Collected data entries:

((

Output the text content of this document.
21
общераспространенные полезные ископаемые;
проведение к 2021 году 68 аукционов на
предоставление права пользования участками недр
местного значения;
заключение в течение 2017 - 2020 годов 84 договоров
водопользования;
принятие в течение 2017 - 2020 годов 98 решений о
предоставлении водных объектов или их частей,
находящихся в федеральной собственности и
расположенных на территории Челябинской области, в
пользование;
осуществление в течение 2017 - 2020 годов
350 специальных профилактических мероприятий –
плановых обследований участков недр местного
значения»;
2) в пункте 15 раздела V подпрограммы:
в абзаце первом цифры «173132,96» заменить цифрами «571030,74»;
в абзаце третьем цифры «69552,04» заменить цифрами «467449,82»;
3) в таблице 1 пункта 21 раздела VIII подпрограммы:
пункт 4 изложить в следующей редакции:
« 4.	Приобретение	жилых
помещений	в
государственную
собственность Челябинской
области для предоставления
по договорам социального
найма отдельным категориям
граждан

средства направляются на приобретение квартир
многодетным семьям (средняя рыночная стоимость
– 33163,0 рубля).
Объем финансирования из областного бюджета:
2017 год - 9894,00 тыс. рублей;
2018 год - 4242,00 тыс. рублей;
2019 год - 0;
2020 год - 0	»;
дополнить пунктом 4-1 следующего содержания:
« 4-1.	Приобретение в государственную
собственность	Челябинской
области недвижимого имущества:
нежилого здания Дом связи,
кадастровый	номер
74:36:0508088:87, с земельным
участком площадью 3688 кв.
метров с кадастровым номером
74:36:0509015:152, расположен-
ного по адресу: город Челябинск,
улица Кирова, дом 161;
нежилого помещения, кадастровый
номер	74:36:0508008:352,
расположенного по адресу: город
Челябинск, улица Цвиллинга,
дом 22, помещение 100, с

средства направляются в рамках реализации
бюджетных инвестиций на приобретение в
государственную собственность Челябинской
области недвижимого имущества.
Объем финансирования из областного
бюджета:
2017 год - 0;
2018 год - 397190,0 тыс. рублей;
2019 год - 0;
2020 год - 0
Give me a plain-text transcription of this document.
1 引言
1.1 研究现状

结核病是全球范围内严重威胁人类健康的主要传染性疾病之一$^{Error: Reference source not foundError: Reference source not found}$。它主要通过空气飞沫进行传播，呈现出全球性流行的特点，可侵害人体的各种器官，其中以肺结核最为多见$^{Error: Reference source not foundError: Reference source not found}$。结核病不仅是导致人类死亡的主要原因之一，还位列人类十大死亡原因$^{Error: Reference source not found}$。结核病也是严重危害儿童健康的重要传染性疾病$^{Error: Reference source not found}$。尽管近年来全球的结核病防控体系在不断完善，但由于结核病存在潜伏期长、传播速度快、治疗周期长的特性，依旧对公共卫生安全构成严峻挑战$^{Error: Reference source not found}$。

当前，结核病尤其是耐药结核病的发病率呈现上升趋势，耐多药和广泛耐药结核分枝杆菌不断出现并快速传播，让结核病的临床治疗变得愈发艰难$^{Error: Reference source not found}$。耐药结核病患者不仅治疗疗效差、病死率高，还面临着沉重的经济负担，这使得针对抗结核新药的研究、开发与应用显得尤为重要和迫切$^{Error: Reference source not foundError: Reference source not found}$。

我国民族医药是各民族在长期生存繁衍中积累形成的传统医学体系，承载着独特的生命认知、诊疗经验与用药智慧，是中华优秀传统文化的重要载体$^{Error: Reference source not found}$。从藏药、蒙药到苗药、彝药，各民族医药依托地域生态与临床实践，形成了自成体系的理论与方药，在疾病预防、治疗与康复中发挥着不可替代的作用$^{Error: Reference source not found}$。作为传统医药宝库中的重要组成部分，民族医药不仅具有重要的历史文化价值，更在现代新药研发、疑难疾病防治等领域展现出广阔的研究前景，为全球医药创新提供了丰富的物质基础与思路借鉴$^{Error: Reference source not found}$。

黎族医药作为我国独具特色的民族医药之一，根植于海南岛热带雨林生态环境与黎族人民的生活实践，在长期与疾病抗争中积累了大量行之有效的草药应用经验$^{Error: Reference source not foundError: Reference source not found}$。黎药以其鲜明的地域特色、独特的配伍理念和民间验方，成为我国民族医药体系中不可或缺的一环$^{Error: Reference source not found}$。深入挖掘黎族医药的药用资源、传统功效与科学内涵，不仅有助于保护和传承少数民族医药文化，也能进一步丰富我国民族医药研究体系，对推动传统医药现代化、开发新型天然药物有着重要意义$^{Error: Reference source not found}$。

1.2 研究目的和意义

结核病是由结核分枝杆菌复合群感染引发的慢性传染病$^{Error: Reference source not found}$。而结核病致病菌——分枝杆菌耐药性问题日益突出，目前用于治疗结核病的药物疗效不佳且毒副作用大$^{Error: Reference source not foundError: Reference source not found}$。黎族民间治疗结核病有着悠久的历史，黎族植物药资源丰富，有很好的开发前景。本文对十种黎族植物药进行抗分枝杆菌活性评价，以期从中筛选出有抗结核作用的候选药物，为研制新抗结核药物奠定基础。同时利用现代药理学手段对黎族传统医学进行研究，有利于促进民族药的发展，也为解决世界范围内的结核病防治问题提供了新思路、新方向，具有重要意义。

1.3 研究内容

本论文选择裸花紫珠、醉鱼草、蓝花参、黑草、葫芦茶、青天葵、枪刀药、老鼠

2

))

--- WRITTEN TASK ---
Each line of the material must be restated exactly.

--- THE OUTPUT ---
Output the text content of this document.
21
общераспространенные полезные ископаемые;
проведение к 2021 году 68 аукционов на
предоставление права пользования участками недр
местного значения;
заключение в течение 2017 - 2020 годов 84 договоров
водопользования;
принятие в течение 2017 - 2020 годов 98 решений о
предоставлении водных объектов или их частей,
находящихся в федеральной собственности и
расположенных на территории Челябинской области, в
пользование;
осуществление в течение 2017 - 2020 годов
350 специальных профилактических мероприятий –
плановых обследований участков недр местного
значения»;
2) в пункте 15 раздела V подпрограммы:
в абзаце первом цифры «173132,96» заменить цифрами «571030,74»;
в абзаце третьем цифры «69552,04» заменить цифрами «467449,82»;
3) в таблице 1 пункта 21 раздела VIII подпрограммы:
пункт 4 изложить в следующей редакции:
« 4.	Приобретение	жилых
помещений	в
государственную
собственность Челябинской
области для предоставления
по договорам социального
найма отдельным категориям
граждан

средства направляются на приобретение квартир
многодетным семьям (средняя рыночная стоимость
– 33163,0 рубля).
Объем финансирования из областного бюджета:
2017 год - 9894,00 тыс. рублей;
2018 год - 4242,00 тыс. рублей;
2019 год - 0;
2020 год - 0	»;
дополнить пунктом 4-1 следующего содержания:
« 4-1.	Приобретение в государственную
собственность	Челябинской
области недвижимого имущества:
нежилого здания Дом связи,
кадастровый	номер
74:36:0508088:87, с земельным
участком площадью 3688 кв.
метров с кадастровым номером
74:36:0509015:152, расположен-
ного по адресу: город Челябинск,
улица Кирова, дом 161;
нежилого помещения, кадастровый
номер	74:36:0508008:352,
расположенного по адресу: город
Челябинск, улица Цвиллинга,
дом 22, помещение 100, с

средства направляются в рамках реализации
бюджетных инвестиций на приобретение в
государственную собственность Челябинской
области недвижимого имущества.
Объем финансирования из областного
бюджета:
2017 год - 0;
2018 год - 397190,0 тыс. рублей;
2019 год - 0;
2020 год - 0
Give me a plain-text transcription of this document.
1 引言
1.1 研究现状

结核病是全球范围内严重威胁人类健康的主要传染性疾病之一$^{Error: Reference source not foundError: Reference source not found}$。它主要通过空气飞沫进行传播，呈现出全球性流行的特点，可侵害人体的各种器官，其中以肺结核最为多见$^{Error: Reference source not foundError: Reference source not found}$。结核病不仅是导致人类死亡的主要原因之一，还位列人类十大死亡原因$^{Error: Reference source not found}$。结核病也是严重危害儿童健康的重要传染性疾病$^{Error: Reference source not found}$。尽管近年来全球的结核病防控体系在不断完善，但由于结核病存在潜伏期长、传播速度快、治疗周期长的特性，依旧对公共卫生安全构成严峻挑战$^{Error: Reference source not found}$。

当前，结核病尤其是耐药结核病的发病率呈现上升趋势，耐多药和广泛耐药结核分枝杆菌不断出现并快速传播，让结核病的临床治疗变得愈发艰难$^{Error: Reference source not found}$。耐药结核病患者不仅治疗疗效差、病死率高，还面临着沉重的经济负担，这使得针对抗结核新药的研究、开发与应用显得尤为重要和迫切$^{Error: Reference source not foundError: Reference source not found}$。

我国民族医药是各民族在长期生存繁衍中积累形成的传统医学体系，承载着独特的生命认知、诊疗经验与用药智慧，是中华优秀传统文化的重要载体$^{Error: Reference source not found}$。从藏药、蒙药到苗药、彝药，各民族医药依托地域生态与临床实践，形成了自成体系的理论与方药，在疾病预防、治疗与康复中发挥着不可替代的作用$^{Error: Reference source not found}$。作为传统医药宝库中的重要组成部分，民族医药不仅具有重要的历史文化价值，更在现代新药研发、疑难疾病防治等领域展现出广阔的研究前景，为全球医药创新提供了丰富的物质基础与思路借鉴$^{Error: Reference source not found}$。

黎族医药作为我国独具特色的民族医药之一，根植于海南岛热带雨林生态环境与黎族人民的生活实践，在长期与疾病抗争中积累了大量行之有效的草药应用经验$^{Error: Reference source not foundError: Reference source not found}$。黎药以其鲜明的地域特色、独特的配伍理念和民间验方，成为我国民族医药体系中不可或缺的一环$^{Error: Reference source not found}$。深入挖掘黎族医药的药用资源、传统功效与科学内涵，不仅有助于保护和传承少数民族医药文化，也能进一步丰富我国民族医药研究体系，对推动传统医药现代化、开发新型天然药物有着重要意义$^{Error: Reference source not found}$。

1.2 研究目的和意义

结核病是由结核分枝杆菌复合群感染引发的慢性传染病$^{Error: Reference source not found}$。而结核病致病菌——分枝杆菌耐药性问题日益突出，目前用于治疗结核病的药物疗效不佳且毒副作用大$^{Error: Reference source not foundError: Reference source not found}$。黎族民间治疗结核病有着悠久的历史，黎族植物药资源丰富，有很好的开发前景。本文对十种黎族植物药进行抗分枝杆菌活性评价，以期从中筛选出有抗结核作用的候选药物，为研制新抗结核药物奠定基础。同时利用现代药理学手段对黎族传统医学进行研究，有利于促进民族药的发展，也为解决世界范围内的结核病防治问题提供了新思路、新方向，具有重要意义。

1.3 研究内容

本论文选择裸花紫珠、醉鱼草、蓝花参、黑草、葫芦茶、青天葵、枪刀药、老鼠

2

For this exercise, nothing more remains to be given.